:: What the task asks ::
Read the lines below. Copy out any that hold the string "возмещение".
___ Records shown
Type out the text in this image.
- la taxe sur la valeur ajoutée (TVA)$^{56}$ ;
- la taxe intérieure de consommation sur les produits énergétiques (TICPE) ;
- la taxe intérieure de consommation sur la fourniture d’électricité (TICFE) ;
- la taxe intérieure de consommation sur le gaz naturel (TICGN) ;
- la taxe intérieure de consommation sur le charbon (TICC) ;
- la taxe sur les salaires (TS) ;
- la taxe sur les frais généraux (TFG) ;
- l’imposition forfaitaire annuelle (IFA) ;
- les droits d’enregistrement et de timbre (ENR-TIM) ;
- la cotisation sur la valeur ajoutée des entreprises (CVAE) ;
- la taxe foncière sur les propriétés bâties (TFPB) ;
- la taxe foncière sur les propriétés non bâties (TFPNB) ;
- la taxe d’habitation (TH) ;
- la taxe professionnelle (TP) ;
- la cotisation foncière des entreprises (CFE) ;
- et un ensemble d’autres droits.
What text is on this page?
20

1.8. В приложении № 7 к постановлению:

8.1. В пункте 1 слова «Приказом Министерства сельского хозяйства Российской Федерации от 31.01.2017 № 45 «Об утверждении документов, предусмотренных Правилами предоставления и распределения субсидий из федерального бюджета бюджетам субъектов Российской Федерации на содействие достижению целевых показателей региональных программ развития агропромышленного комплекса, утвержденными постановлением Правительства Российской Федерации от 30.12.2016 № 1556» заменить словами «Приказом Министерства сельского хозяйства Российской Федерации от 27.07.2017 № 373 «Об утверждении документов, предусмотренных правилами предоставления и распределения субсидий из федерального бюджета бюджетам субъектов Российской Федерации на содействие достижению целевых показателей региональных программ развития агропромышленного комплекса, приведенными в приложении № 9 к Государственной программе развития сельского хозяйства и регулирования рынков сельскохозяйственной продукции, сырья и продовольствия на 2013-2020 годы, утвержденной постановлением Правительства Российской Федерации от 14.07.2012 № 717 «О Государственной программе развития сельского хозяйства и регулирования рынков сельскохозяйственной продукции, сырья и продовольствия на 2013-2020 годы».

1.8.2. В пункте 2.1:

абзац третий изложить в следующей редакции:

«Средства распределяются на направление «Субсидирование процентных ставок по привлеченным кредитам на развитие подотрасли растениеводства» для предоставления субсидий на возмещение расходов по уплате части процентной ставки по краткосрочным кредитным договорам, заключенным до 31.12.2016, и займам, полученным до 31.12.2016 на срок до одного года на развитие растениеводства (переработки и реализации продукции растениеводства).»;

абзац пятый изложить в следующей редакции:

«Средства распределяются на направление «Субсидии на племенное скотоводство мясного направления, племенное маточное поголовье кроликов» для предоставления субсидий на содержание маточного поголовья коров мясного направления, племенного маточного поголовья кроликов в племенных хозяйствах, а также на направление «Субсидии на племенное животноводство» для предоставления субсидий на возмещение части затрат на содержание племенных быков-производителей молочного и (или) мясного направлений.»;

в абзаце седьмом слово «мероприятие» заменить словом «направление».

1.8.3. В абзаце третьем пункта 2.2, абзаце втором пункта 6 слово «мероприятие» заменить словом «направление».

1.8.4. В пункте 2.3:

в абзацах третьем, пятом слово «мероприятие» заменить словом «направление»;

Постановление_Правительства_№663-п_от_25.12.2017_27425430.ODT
______
___ Records shown
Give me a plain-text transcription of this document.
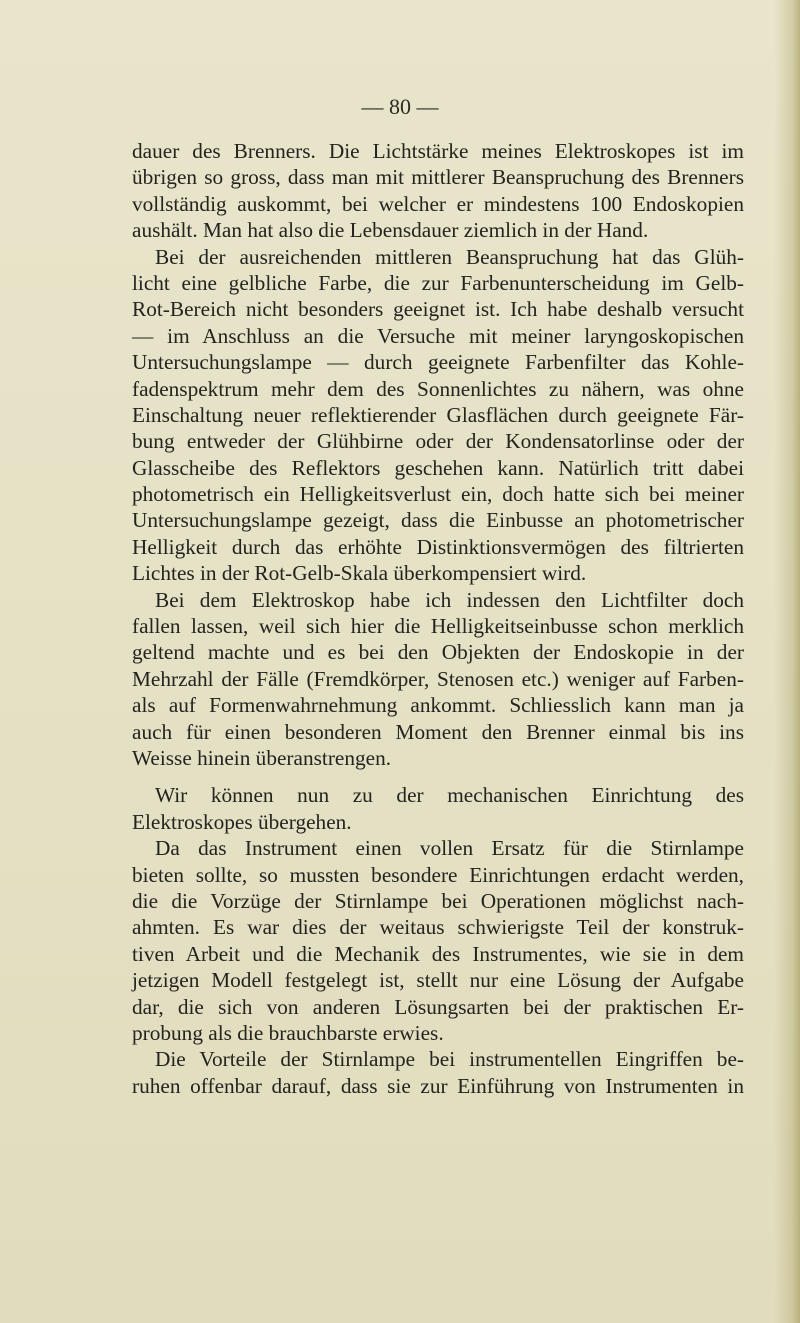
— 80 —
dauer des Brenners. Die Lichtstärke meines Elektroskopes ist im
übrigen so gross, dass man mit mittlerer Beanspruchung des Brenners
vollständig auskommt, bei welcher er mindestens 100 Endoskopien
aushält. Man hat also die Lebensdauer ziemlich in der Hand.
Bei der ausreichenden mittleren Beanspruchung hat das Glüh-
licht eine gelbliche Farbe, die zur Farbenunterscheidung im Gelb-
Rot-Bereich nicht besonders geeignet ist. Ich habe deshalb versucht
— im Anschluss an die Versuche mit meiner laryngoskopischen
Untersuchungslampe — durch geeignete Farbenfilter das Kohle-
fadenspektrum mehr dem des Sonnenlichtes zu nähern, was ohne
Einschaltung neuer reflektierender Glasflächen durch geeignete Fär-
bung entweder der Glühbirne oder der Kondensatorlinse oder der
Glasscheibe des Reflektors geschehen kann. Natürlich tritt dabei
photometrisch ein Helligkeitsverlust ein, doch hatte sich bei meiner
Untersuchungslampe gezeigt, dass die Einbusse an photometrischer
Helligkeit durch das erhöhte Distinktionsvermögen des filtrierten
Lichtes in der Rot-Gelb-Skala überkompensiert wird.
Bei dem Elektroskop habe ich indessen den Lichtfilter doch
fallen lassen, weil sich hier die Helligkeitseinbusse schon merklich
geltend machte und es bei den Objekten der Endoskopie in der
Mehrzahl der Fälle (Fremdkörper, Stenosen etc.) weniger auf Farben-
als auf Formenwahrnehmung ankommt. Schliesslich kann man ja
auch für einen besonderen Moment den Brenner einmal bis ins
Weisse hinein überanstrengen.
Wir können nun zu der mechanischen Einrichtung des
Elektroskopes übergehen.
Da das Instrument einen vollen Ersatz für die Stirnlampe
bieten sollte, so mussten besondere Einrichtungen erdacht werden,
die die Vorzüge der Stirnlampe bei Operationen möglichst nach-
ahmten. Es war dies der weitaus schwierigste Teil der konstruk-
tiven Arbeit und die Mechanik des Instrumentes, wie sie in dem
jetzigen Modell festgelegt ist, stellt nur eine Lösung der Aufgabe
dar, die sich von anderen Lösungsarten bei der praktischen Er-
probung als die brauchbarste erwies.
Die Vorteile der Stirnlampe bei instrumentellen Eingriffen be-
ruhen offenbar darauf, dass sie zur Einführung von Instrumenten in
______
:: Completed task ::
«Средства распределяются на направление «Субсидирование процентных ставок по привлеченным кредитам на развитие подотрасли растениеводства» для предоставления субсидий на возмещение расходов по уплате части процентной ставки по краткосрочным кредитным договорам, заключенным до 31.12.2016, и займам, полученным до 31.12.2016 на срок до одного года на развитие растениеводства (переработки и реализации продукции растениеводства).»;
«Средства распределяются на направление «Субсидии на племенное скотоводство мясного направления, племенное маточное поголовье кроликов» для предоставления субсидий на содержание маточного поголовья коров мясного направления, племенного маточного поголовья кроликов в племенных хозяйствах, а также на направление «Субсидии на племенное животноводство» для предоставления субсидий на возмещение части затрат на содержание племенных быков-производителей молочного и (или) мясного направлений.»;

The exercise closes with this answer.